### What this task involves
Your answer should be a single number: the count of lines that include "زیادہ".

(Collected data)
========================

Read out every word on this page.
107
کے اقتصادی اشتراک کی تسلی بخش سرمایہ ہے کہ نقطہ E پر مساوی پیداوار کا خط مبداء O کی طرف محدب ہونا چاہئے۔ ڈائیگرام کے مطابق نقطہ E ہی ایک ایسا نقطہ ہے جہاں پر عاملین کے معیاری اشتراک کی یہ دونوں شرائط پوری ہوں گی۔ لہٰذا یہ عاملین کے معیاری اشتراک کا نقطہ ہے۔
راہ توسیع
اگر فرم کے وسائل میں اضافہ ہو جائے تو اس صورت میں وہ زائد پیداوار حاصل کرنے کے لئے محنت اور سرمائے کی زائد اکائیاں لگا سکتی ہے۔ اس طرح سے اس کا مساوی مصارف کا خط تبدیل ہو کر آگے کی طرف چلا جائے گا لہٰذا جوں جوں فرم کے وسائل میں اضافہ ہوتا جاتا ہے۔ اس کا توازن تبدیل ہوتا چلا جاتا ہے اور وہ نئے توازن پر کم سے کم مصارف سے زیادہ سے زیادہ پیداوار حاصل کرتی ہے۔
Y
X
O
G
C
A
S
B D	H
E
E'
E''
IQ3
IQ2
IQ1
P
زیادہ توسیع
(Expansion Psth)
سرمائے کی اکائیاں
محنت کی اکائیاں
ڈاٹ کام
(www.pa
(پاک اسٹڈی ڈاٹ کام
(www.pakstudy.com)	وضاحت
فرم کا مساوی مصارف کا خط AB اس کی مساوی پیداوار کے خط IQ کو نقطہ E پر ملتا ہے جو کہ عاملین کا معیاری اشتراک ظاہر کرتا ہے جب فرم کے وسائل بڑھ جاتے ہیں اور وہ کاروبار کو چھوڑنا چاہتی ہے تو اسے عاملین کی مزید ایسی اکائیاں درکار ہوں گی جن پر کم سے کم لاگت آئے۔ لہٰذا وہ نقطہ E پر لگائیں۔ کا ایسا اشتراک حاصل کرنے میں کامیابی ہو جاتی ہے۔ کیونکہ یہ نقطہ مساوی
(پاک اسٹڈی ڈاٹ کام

========================

### Right answer
2